-- Start of Supplied material --
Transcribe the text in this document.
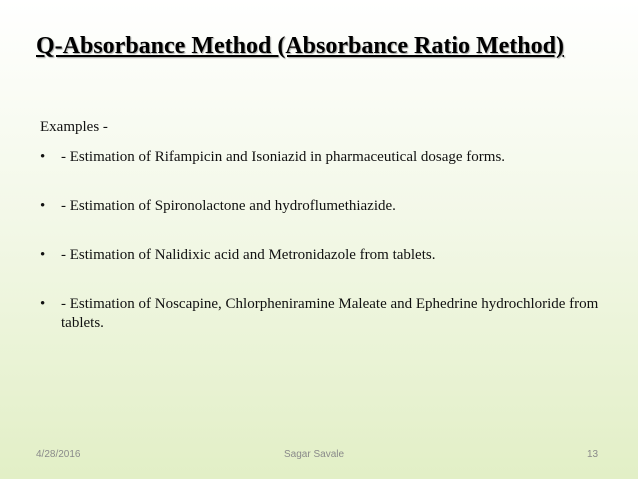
Q-Absorbance Method (Absorbance Ratio Method)

Examples -

• - Estimation of Rifampicin and Isoniazid in pharmaceutical dosage forms.
• - Estimation of Spironolactone and hydroflumethiazide.
• - Estimation of Nalidixic acid and Metronidazole from tablets.
• - Estimation of Noscapine, Chlorpheniramine Maleate and Ephedrine hydrochloride from tablets.
4/28/2016	Sagar Savale	13
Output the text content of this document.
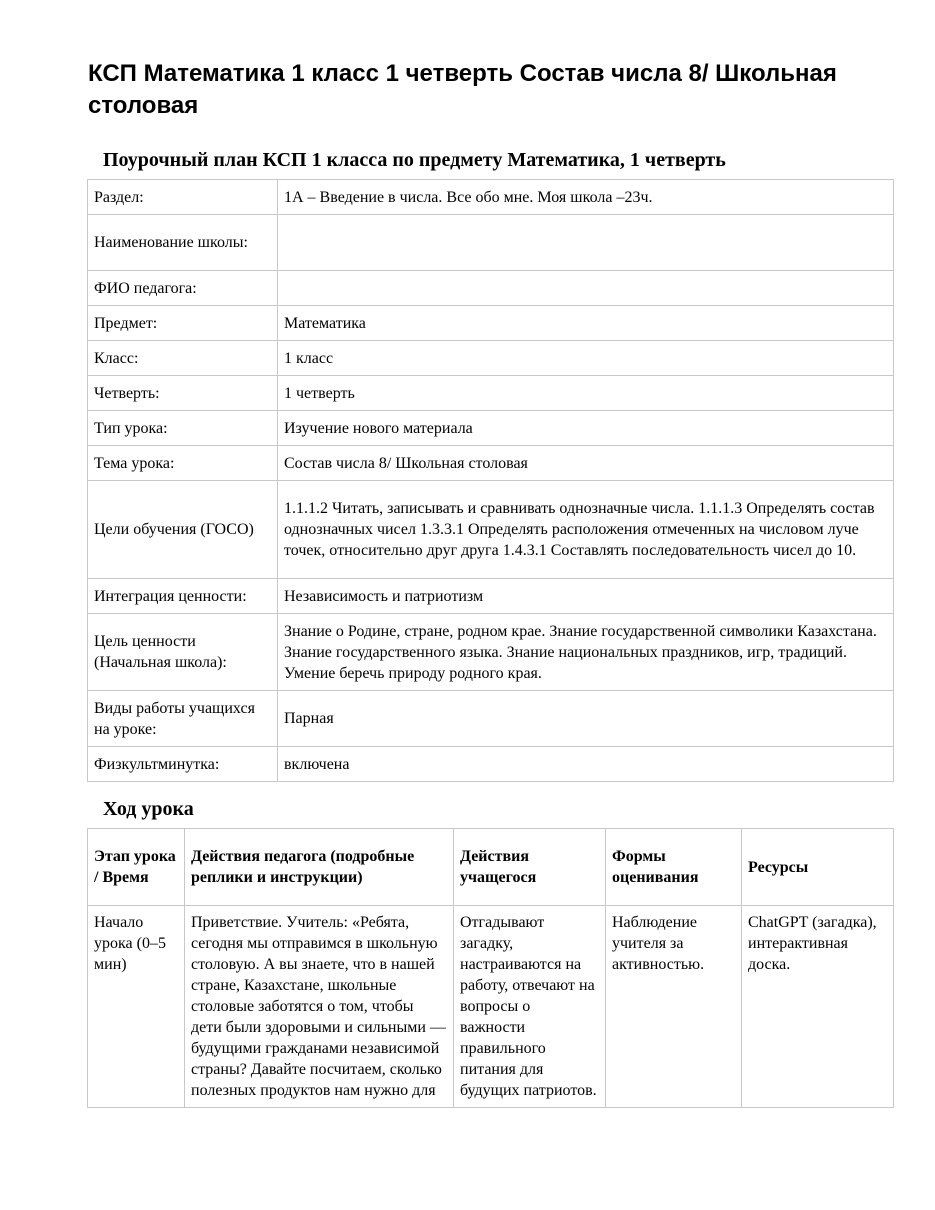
КСП Математика 1 класс 1 четверть Состав числа 8/ Школьная столовая
Поурочный план КСП 1 класса по предмету Математика, 1 четверть
Раздел:	1А – Введение в числа. Все обо мне. Моя школа –23ч.
Наименование школы:	
ФИО педагога:	
Предмет:	Математика
Класс:	1 класс
Четверть:	1 четверть
Тип урока:	Изучение нового материала
Тема урока:	Состав числа 8/ Школьная столовая
Цели обучения (ГОСО)	1.1.1.2 Читать, записывать и сравнивать однозначные числа. 1.1.1.3 Определять состав однозначных чисел 1.3.3.1 Определять расположения отмеченных на числовом луче точек, относительно друг друга 1.4.3.1 Составлять последовательность чисел до 10.
Интеграция ценности:	Независимость и патриотизм
Цель ценности (Начальная школа):	Знание о Родине, стране, родном крае. Знание государственной символики Казахстана. Знание государственного языка. Знание национальных праздников, игр, традиций. Умение беречь природу родного края.
Виды работы учащихся на уроке:	Парная
Физкультминутка:	включена
Ход урока
Этап урока / Время	Действия педагога (подробные реплики и инструкции)	Действия учащегося	Формы оценивания	Ресурсы
Начало урока (0–5 мин)	Приветствие. Учитель: «Ребята, сегодня мы отправимся в школьную столовую. А вы знаете, что в нашей стране, Казахстане, школьные столовые заботятся о том, чтобы дети были здоровыми и сильными — будущими гражданами независимой страны? Давайте посчитаем, сколько полезных продуктов нам нужно для	Отгадывают загадку, настраиваются на работу, отвечают на вопросы о важности правильного питания для будущих патриотов.	Наблюдение учителя за активностью.	ChatGPT (загадка), интерактивная доска.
-- End of Supplied material --
Exercise task: Omit every picture while copying the listing above exactly.

Worked solution:
Transcribe the text in this document.
Q-Absorbance Method (Absorbance Ratio Method)

Examples -

• - Estimation of Rifampicin and Isoniazid in pharmaceutical dosage forms.
• - Estimation of Spironolactone and hydroflumethiazide.
• - Estimation of Nalidixic acid and Metronidazole from tablets.
• - Estimation of Noscapine, Chlorpheniramine Maleate and Ephedrine hydrochloride from tablets.
4/28/2016	Sagar Savale	13
Output the text content of this document.
КСП Математика 1 класс 1 четверть Состав числа 8/ Школьная столовая
Поурочный план КСП 1 класса по предмету Математика, 1 четверть
Раздел:	1А – Введение в числа. Все обо мне. Моя школа –23ч.
Наименование школы:	
ФИО педагога:	
Предмет:	Математика
Класс:	1 класс
Четверть:	1 четверть
Тип урока:	Изучение нового материала
Тема урока:	Состав числа 8/ Школьная столовая
Цели обучения (ГОСО)	1.1.1.2 Читать, записывать и сравнивать однозначные числа. 1.1.1.3 Определять состав однозначных чисел 1.3.3.1 Определять расположения отмеченных на числовом луче точек, относительно друг друга 1.4.3.1 Составлять последовательность чисел до 10.
Интеграция ценности:	Независимость и патриотизм
Цель ценности (Начальная школа):	Знание о Родине, стране, родном крае. Знание государственной символики Казахстана. Знание государственного языка. Знание национальных праздников, игр, традиций. Умение беречь природу родного края.
Виды работы учащихся на уроке:	Парная
Физкультминутка:	включена
Ход урока
Этап урока / Время	Действия педагога (подробные реплики и инструкции)	Действия учащегося	Формы оценивания	Ресурсы
Начало урока (0–5 мин)	Приветствие. Учитель: «Ребята, сегодня мы отправимся в школьную столовую. А вы знаете, что в нашей стране, Казахстане, школьные столовые заботятся о том, чтобы дети были здоровыми и сильными — будущими гражданами независимой страны? Давайте посчитаем, сколько полезных продуктов нам нужно для	Отгадывают загадку, настраиваются на работу, отвечают на вопросы о важности правильного питания для будущих патриотов.	Наблюдение учителя за активностью.	ChatGPT (загадка), интерактивная доска.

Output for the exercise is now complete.